STATED GOAL => The data must be written out once more, precisely as given.

Stored entries =>
####

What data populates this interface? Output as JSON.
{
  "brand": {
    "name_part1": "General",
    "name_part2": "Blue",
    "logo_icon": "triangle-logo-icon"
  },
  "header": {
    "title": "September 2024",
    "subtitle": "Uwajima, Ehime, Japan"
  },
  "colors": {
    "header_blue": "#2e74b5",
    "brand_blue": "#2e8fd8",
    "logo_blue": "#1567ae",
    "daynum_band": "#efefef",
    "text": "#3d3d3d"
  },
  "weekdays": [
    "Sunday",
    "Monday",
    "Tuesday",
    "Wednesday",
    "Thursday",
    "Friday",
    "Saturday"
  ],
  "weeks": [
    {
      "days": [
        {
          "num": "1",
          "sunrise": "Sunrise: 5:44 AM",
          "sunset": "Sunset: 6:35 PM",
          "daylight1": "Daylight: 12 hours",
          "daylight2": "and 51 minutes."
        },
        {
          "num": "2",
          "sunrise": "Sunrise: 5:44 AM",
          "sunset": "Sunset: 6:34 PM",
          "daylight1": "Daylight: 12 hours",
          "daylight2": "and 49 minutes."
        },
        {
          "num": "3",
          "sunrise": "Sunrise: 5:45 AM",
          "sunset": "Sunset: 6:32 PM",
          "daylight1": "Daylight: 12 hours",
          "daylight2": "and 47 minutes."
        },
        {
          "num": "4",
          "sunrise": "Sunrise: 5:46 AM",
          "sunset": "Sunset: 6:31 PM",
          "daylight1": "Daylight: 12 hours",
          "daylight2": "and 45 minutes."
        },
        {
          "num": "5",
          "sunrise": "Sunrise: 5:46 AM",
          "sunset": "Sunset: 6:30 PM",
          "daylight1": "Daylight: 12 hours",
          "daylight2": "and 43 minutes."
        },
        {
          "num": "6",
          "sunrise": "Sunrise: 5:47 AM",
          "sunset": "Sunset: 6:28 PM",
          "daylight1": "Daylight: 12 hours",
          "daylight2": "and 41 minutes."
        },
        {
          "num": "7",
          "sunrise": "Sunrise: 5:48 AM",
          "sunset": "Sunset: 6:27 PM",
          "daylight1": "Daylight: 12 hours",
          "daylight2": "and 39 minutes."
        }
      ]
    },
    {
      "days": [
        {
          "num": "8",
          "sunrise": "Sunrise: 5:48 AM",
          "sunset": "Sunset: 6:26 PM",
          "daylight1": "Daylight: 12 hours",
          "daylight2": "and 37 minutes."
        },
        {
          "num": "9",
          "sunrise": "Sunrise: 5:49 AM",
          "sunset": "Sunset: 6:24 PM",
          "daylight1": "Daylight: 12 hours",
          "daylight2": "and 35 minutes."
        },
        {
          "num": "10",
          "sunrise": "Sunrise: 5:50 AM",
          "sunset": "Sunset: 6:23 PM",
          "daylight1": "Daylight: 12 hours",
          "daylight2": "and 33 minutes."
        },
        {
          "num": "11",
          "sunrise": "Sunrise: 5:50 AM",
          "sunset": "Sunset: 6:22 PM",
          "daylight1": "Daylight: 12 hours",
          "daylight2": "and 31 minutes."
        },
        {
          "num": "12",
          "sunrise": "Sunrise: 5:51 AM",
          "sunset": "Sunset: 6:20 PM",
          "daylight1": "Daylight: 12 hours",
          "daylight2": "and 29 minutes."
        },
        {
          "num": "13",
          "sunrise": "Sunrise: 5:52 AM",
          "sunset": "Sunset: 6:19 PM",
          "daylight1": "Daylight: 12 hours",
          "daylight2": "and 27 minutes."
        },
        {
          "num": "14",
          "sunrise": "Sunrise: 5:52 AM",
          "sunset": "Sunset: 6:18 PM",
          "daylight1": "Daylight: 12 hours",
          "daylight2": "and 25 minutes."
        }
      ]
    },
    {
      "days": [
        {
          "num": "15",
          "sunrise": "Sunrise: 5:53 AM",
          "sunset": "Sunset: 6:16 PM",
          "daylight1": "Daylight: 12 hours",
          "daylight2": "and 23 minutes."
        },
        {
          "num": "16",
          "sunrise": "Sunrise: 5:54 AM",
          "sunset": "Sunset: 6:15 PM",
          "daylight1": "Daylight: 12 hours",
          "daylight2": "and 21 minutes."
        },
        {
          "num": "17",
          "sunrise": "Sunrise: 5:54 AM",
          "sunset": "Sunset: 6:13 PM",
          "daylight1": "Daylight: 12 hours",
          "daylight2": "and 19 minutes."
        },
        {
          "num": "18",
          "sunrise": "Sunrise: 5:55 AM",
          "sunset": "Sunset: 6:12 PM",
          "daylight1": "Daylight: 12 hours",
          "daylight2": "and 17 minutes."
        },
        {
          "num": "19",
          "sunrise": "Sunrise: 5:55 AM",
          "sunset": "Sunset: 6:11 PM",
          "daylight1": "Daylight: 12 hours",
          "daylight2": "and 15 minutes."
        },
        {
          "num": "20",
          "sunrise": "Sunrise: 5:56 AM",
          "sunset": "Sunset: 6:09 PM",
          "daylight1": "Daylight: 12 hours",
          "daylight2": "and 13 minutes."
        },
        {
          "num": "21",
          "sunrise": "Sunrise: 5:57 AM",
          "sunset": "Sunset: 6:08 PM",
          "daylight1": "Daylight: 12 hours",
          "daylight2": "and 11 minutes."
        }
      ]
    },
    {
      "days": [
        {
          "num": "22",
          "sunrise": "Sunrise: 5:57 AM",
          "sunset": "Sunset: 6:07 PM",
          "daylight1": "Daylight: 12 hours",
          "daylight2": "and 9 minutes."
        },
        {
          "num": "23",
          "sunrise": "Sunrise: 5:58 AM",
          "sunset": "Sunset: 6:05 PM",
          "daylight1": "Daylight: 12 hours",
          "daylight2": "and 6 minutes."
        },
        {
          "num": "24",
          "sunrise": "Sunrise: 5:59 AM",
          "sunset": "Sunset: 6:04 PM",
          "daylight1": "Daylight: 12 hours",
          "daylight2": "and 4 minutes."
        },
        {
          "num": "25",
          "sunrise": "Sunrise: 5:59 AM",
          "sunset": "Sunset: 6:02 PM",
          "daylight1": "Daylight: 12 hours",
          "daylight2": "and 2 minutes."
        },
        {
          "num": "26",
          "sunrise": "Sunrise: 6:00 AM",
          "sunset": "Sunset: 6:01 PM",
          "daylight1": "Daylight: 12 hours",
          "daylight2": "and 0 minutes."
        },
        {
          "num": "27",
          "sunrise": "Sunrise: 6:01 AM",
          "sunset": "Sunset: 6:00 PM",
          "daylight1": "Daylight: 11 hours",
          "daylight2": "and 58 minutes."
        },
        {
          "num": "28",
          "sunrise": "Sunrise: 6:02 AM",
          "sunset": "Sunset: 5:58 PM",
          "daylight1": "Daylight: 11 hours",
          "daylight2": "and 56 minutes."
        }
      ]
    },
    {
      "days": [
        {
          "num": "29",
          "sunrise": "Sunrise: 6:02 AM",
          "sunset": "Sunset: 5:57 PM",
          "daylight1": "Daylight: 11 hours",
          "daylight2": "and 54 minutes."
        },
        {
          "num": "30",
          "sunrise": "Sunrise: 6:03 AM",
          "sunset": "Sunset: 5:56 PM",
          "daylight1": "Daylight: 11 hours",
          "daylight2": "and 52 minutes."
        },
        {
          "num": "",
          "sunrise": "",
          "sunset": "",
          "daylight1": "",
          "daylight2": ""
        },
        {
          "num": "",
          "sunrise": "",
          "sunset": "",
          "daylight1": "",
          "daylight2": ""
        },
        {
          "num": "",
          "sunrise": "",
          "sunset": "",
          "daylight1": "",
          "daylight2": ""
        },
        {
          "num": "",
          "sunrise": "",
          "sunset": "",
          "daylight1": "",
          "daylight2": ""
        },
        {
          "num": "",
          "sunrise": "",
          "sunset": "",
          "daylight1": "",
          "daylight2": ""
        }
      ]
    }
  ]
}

####

CORRECT RESPONSE =>
What data populates this interface? Output as JSON.
{
  "brand": {
    "name_part1": "General",
    "name_part2": "Blue",
    "logo_icon": "triangle-logo-icon"
  },
  "header": {
    "title": "September 2024",
    "subtitle": "Uwajima, Ehime, Japan"
  },
  "colors": {
    "header_blue": "#2e74b5",
    "brand_blue": "#2e8fd8",
    "logo_blue": "#1567ae",
    "daynum_band": "#efefef",
    "text": "#3d3d3d"
  },
  "weekdays": [
    "Sunday",
    "Monday",
    "Tuesday",
    "Wednesday",
    "Thursday",
    "Friday",
    "Saturday"
  ],
  "weeks": [
    {
      "days": [
        {
          "num": "1",
          "sunrise": "Sunrise: 5:44 AM",
          "sunset": "Sunset: 6:35 PM",
          "daylight1": "Daylight: 12 hours",
          "daylight2": "and 51 minutes."
        },
        {
          "num": "2",
          "sunrise": "Sunrise: 5:44 AM",
          "sunset": "Sunset: 6:34 PM",
          "daylight1": "Daylight: 12 hours",
          "daylight2": "and 49 minutes."
        },
        {
          "num": "3",
          "sunrise": "Sunrise: 5:45 AM",
          "sunset": "Sunset: 6:32 PM",
          "daylight1": "Daylight: 12 hours",
          "daylight2": "and 47 minutes."
        },
        {
          "num": "4",
          "sunrise": "Sunrise: 5:46 AM",
          "sunset": "Sunset: 6:31 PM",
          "daylight1": "Daylight: 12 hours",
          "daylight2": "and 45 minutes."
        },
        {
          "num": "5",
          "sunrise": "Sunrise: 5:46 AM",
          "sunset": "Sunset: 6:30 PM",
          "daylight1": "Daylight: 12 hours",
          "daylight2": "and 43 minutes."
        },
        {
          "num": "6",
          "sunrise": "Sunrise: 5:47 AM",
          "sunset": "Sunset: 6:28 PM",
          "daylight1": "Daylight: 12 hours",
          "daylight2": "and 41 minutes."
        },
        {
          "num": "7",
          "sunrise": "Sunrise: 5:48 AM",
          "sunset": "Sunset: 6:27 PM",
          "daylight1": "Daylight: 12 hours",
          "daylight2": "and 39 minutes."
        }
      ]
    },
    {
      "days": [
        {
          "num": "8",
          "sunrise": "Sunrise: 5:48 AM",
          "sunset": "Sunset: 6:26 PM",
          "daylight1": "Daylight: 12 hours",
          "daylight2": "and 37 minutes."
        },
        {
          "num": "9",
          "sunrise": "Sunrise: 5:49 AM",
          "sunset": "Sunset: 6:24 PM",
          "daylight1": "Daylight: 12 hours",
          "daylight2": "and 35 minutes."
        },
        {
          "num": "10",
          "sunrise": "Sunrise: 5:50 AM",
          "sunset": "Sunset: 6:23 PM",
          "daylight1": "Daylight: 12 hours",
          "daylight2": "and 33 minutes."
        },
        {
          "num": "11",
          "sunrise": "Sunrise: 5:50 AM",
          "sunset": "Sunset: 6:22 PM",
          "daylight1": "Daylight: 12 hours",
          "daylight2": "and 31 minutes."
        },
        {
          "num": "12",
          "sunrise": "Sunrise: 5:51 AM",
          "sunset": "Sunset: 6:20 PM",
          "daylight1": "Daylight: 12 hours",
          "daylight2": "and 29 minutes."
        },
        {
          "num": "13",
          "sunrise": "Sunrise: 5:52 AM",
          "sunset": "Sunset: 6:19 PM",
          "daylight1": "Daylight: 12 hours",
          "daylight2": "and 27 minutes."
        },
        {
          "num": "14",
          "sunrise": "Sunrise: 5:52 AM",
          "sunset": "Sunset: 6:18 PM",
          "daylight1": "Daylight: 12 hours",
          "daylight2": "and 25 minutes."
        }
      ]
    },
    {
      "days": [
        {
          "num": "15",
          "sunrise": "Sunrise: 5:53 AM",
          "sunset": "Sunset: 6:16 PM",
          "daylight1": "Daylight: 12 hours",
          "daylight2": "and 23 minutes."
        },
        {
          "num": "16",
          "sunrise": "Sunrise: 5:54 AM",
          "sunset": "Sunset: 6:15 PM",
          "daylight1": "Daylight: 12 hours",
          "daylight2": "and 21 minutes."
        },
        {
          "num": "17",
          "sunrise": "Sunrise: 5:54 AM",
          "sunset": "Sunset: 6:13 PM",
          "daylight1": "Daylight: 12 hours",
          "daylight2": "and 19 minutes."
        },
        {
          "num": "18",
          "sunrise": "Sunrise: 5:55 AM",
          "sunset": "Sunset: 6:12 PM",
          "daylight1": "Daylight: 12 hours",
          "daylight2": "and 17 minutes."
        },
        {
          "num": "19",
          "sunrise": "Sunrise: 5:55 AM",
          "sunset": "Sunset: 6:11 PM",
          "daylight1": "Daylight: 12 hours",
          "daylight2": "and 15 minutes."
        },
        {
          "num": "20",
          "sunrise": "Sunrise: 5:56 AM",
          "sunset": "Sunset: 6:09 PM",
          "daylight1": "Daylight: 12 hours",
          "daylight2": "and 13 minutes."
        },
        {
          "num": "21",
          "sunrise": "Sunrise: 5:57 AM",
          "sunset": "Sunset: 6:08 PM",
          "daylight1": "Daylight: 12 hours",
          "daylight2": "and 11 minutes."
        }
      ]
    },
    {
      "days": [
        {
          "num": "22",
          "sunrise": "Sunrise: 5:57 AM",
          "sunset": "Sunset: 6:07 PM",
          "daylight1": "Daylight: 12 hours",
          "daylight2": "and 9 minutes."
        },
        {
          "num": "23",
          "sunrise": "Sunrise: 5:58 AM",
          "sunset": "Sunset: 6:05 PM",
          "daylight1": "Daylight: 12 hours",
          "daylight2": "and 6 minutes."
        },
        {
          "num": "24",
          "sunrise": "Sunrise: 5:59 AM",
          "sunset": "Sunset: 6:04 PM",
          "daylight1": "Daylight: 12 hours",
          "daylight2": "and 4 minutes."
        },
        {
          "num": "25",
          "sunrise": "Sunrise: 5:59 AM",
          "sunset": "Sunset: 6:02 PM",
          "daylight1": "Daylight: 12 hours",
          "daylight2": "and 2 minutes."
        },
        {
          "num": "26",
          "sunrise": "Sunrise: 6:00 AM",
          "sunset": "Sunset: 6:01 PM",
          "daylight1": "Daylight: 12 hours",
          "daylight2": "and 0 minutes."
        },
        {
          "num": "27",
          "sunrise": "Sunrise: 6:01 AM",
          "sunset": "Sunset: 6:00 PM",
          "daylight1": "Daylight: 11 hours",
          "daylight2": "and 58 minutes."
        },
        {
          "num": "28",
          "sunrise": "Sunrise: 6:02 AM",
          "sunset": "Sunset: 5:58 PM",
          "daylight1": "Daylight: 11 hours",
          "daylight2": "and 56 minutes."
        }
      ]
    },
    {
      "days": [
        {
          "num": "29",
          "sunrise": "Sunrise: 6:02 AM",
          "sunset": "Sunset: 5:57 PM",
          "daylight1": "Daylight: 11 hours",
          "daylight2": "and 54 minutes."
        },
        {
          "num": "30",
          "sunrise": "Sunrise: 6:03 AM",
          "sunset": "Sunset: 5:56 PM",
          "daylight1": "Daylight: 11 hours",
          "daylight2": "and 52 minutes."
        },
        {
          "num": "",
          "sunrise": "",
          "sunset": "",
          "daylight1": "",
          "daylight2": ""
        },
        {
          "num": "",
          "sunrise": "",
          "sunset": "",
          "daylight1": "",
          "daylight2": ""
        },
        {
          "num": "",
          "sunrise": "",
          "sunset": "",
          "daylight1": "",
          "daylight2": ""
        },
        {
          "num": "",
          "sunrise": "",
          "sunset": "",
          "daylight1": "",
          "daylight2": ""
        },
        {
          "num": "",
          "sunrise": "",
          "sunset": "",
          "daylight1": "",
          "daylight2": ""
        }
      ]
    }
  ]
}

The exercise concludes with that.